== ACTIVITY ==
Whenever a line below holds the word "modality", copy that line.

== RECORDS FOR THE EXERCISE ==
=======
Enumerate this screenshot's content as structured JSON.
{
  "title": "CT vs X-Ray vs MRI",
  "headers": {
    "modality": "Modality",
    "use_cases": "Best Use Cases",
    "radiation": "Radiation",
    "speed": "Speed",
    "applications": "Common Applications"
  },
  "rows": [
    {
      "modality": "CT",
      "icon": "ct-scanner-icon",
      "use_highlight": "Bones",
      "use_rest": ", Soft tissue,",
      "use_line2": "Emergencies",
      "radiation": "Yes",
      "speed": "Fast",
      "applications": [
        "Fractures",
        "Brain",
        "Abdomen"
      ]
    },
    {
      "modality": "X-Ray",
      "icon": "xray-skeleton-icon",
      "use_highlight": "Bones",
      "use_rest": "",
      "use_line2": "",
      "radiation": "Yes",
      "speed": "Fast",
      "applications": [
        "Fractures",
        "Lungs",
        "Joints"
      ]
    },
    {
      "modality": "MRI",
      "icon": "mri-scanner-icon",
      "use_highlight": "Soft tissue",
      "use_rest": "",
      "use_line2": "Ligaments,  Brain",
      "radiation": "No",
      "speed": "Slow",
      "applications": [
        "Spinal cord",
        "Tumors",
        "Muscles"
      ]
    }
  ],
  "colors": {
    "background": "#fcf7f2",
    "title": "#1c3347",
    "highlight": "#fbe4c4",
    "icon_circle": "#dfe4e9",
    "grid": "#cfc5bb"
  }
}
=======
== SOLUTION TO THE PROBLEM ==
    "modality": "Modality",
      "modality": "CT",
      "modality": "X-Ray",
      "modality": "MRI",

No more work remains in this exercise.